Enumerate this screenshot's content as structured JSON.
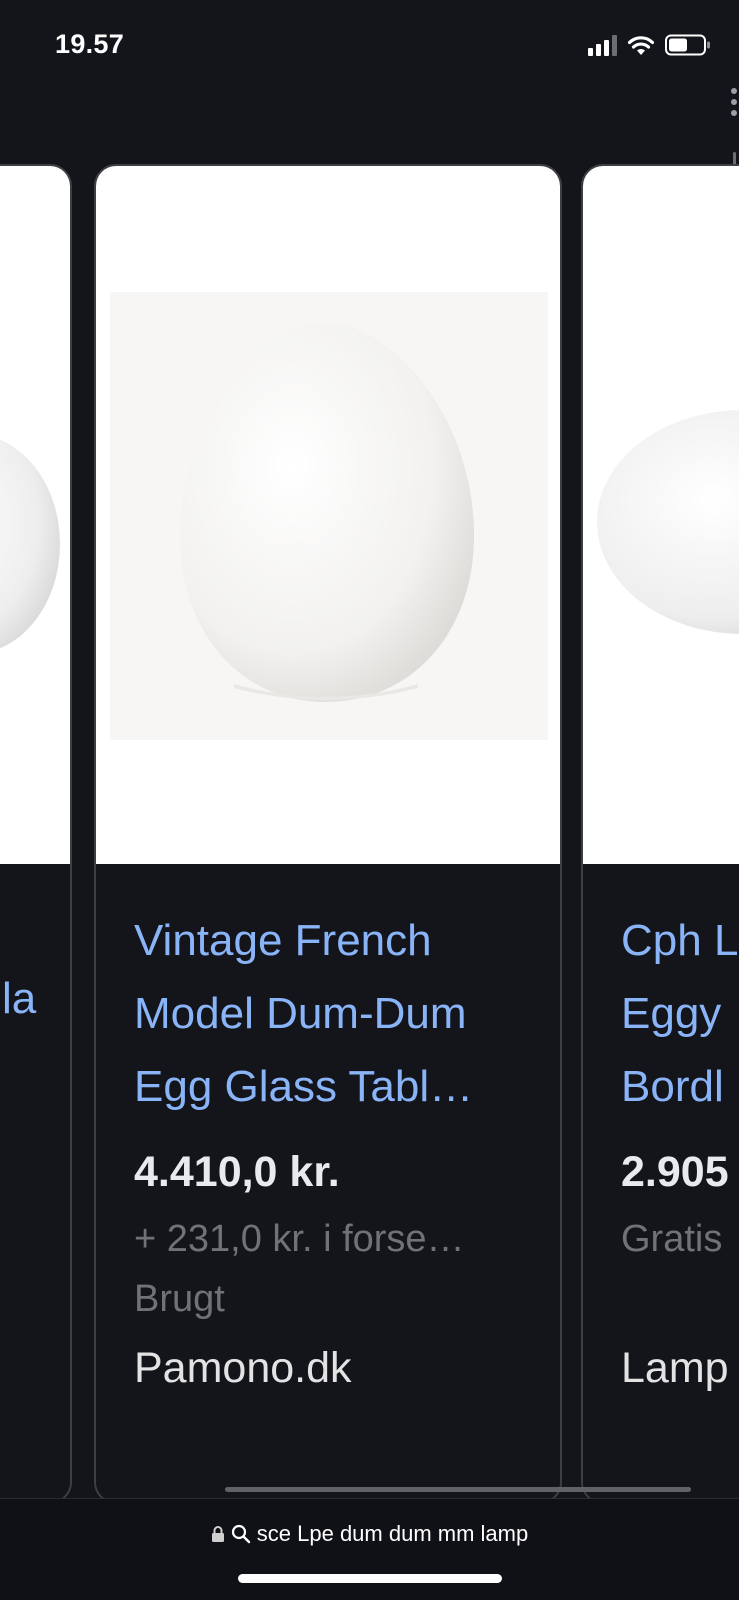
{
  "status_bar": {
    "time": "19.57",
    "signal_icon": "cellular-signal-icon",
    "wifi_icon": "wifi-icon",
    "battery_icon": "battery-icon"
  },
  "cards": {
    "left": {
      "title_fragment": "la"
    },
    "main": {
      "title_lines": [
        "Vintage French",
        "Model Dum-Dum",
        "Egg Glass Tabl…"
      ],
      "price": "4.410,0 kr.",
      "shipping": "+ 231,0 kr. i forse…",
      "condition": "Brugt",
      "seller": "Pamono.dk"
    },
    "right": {
      "title_lines": [
        "Cph L",
        "Eggy",
        "Bordl"
      ],
      "price": "2.905",
      "shipping": "Gratis",
      "seller": "Lamp"
    }
  },
  "address_bar": {
    "lock_icon": "lock-icon",
    "search_icon": "search-icon",
    "url_text": "sce Lpe dum dum mm lamp"
  },
  "colors": {
    "background": "#14151b",
    "title_link": "#8ab4f8",
    "price_text": "#e8eaed",
    "muted_text": "#6f7276",
    "card_border": "#3c4043"
  }
}
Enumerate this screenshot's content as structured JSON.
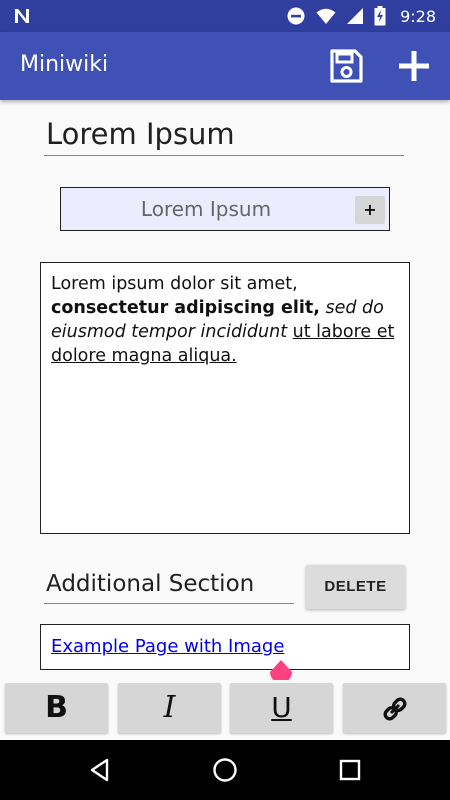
{
  "status_bar": {
    "time": "9:28",
    "icons": [
      "n-icon",
      "do-not-disturb-icon",
      "wifi-icon",
      "signal-icon",
      "battery-charging-icon"
    ]
  },
  "app_bar": {
    "title": "Miniwiki",
    "actions": [
      "save-icon",
      "add-icon"
    ]
  },
  "editor": {
    "page_title": "Lorem Ipsum",
    "title_chip": {
      "label": "Lorem Ipsum",
      "add_label": "+"
    },
    "content": {
      "segment_plain": "Lorem ipsum dolor sit amet,",
      "segment_bold": "consectetur adipiscing elit,",
      "segment_italic": "sed do eiusmod tempor incididunt",
      "segment_underline": "ut labore et dolore magna aliqua."
    },
    "section": {
      "title": "Additional Section",
      "delete_label": "DELETE"
    },
    "link": {
      "text": "Example Page with Image"
    }
  },
  "format_bar": {
    "bold_label": "B",
    "italic_label": "I",
    "underline_label": "U",
    "link_icon": "link-icon"
  },
  "nav_bar": {
    "items": [
      "back-icon",
      "home-icon",
      "recents-icon"
    ]
  },
  "colors": {
    "status_bar": "#303f9f",
    "app_bar": "#3f51b5",
    "accent": "#ff4081",
    "link": "#0000ee"
  }
}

+ + +

__What the task asks__
Transcribe every entry above exactly. Omit all pictures.

__Reply__
Enumerate this screenshot's content as structured JSON.
{
  "status_bar": {
    "time": "19.57",
    "signal_icon": "cellular-signal-icon",
    "wifi_icon": "wifi-icon",
    "battery_icon": "battery-icon"
  },
  "cards": {
    "left": {
      "title_fragment": "la"
    },
    "main": {
      "title_lines": [
        "Vintage French",
        "Model Dum-Dum",
        "Egg Glass Tabl…"
      ],
      "price": "4.410,0 kr.",
      "shipping": "+ 231,0 kr. i forse…",
      "condition": "Brugt",
      "seller": "Pamono.dk"
    },
    "right": {
      "title_lines": [
        "Cph L",
        "Eggy",
        "Bordl"
      ],
      "price": "2.905",
      "shipping": "Gratis",
      "seller": "Lamp"
    }
  },
  "address_bar": {
    "lock_icon": "lock-icon",
    "search_icon": "search-icon",
    "url_text": "sce Lpe dum dum mm lamp"
  },
  "colors": {
    "background": "#14151b",
    "title_link": "#8ab4f8",
    "price_text": "#e8eaed",
    "muted_text": "#6f7276",
    "card_border": "#3c4043"
  }
}
Enumerate this screenshot's content as structured JSON.
{
  "status_bar": {
    "time": "9:28",
    "icons": [
      "n-icon",
      "do-not-disturb-icon",
      "wifi-icon",
      "signal-icon",
      "battery-charging-icon"
    ]
  },
  "app_bar": {
    "title": "Miniwiki",
    "actions": [
      "save-icon",
      "add-icon"
    ]
  },
  "editor": {
    "page_title": "Lorem Ipsum",
    "title_chip": {
      "label": "Lorem Ipsum",
      "add_label": "+"
    },
    "content": {
      "segment_plain": "Lorem ipsum dolor sit amet,",
      "segment_bold": "consectetur adipiscing elit,",
      "segment_italic": "sed do eiusmod tempor incididunt",
      "segment_underline": "ut labore et dolore magna aliqua."
    },
    "section": {
      "title": "Additional Section",
      "delete_label": "DELETE"
    },
    "link": {
      "text": "Example Page with Image"
    }
  },
  "format_bar": {
    "bold_label": "B",
    "italic_label": "I",
    "underline_label": "U",
    "link_icon": "link-icon"
  },
  "nav_bar": {
    "items": [
      "back-icon",
      "home-icon",
      "recents-icon"
    ]
  },
  "colors": {
    "status_bar": "#303f9f",
    "app_bar": "#3f51b5",
    "accent": "#ff4081",
    "link": "#0000ee"
  }
}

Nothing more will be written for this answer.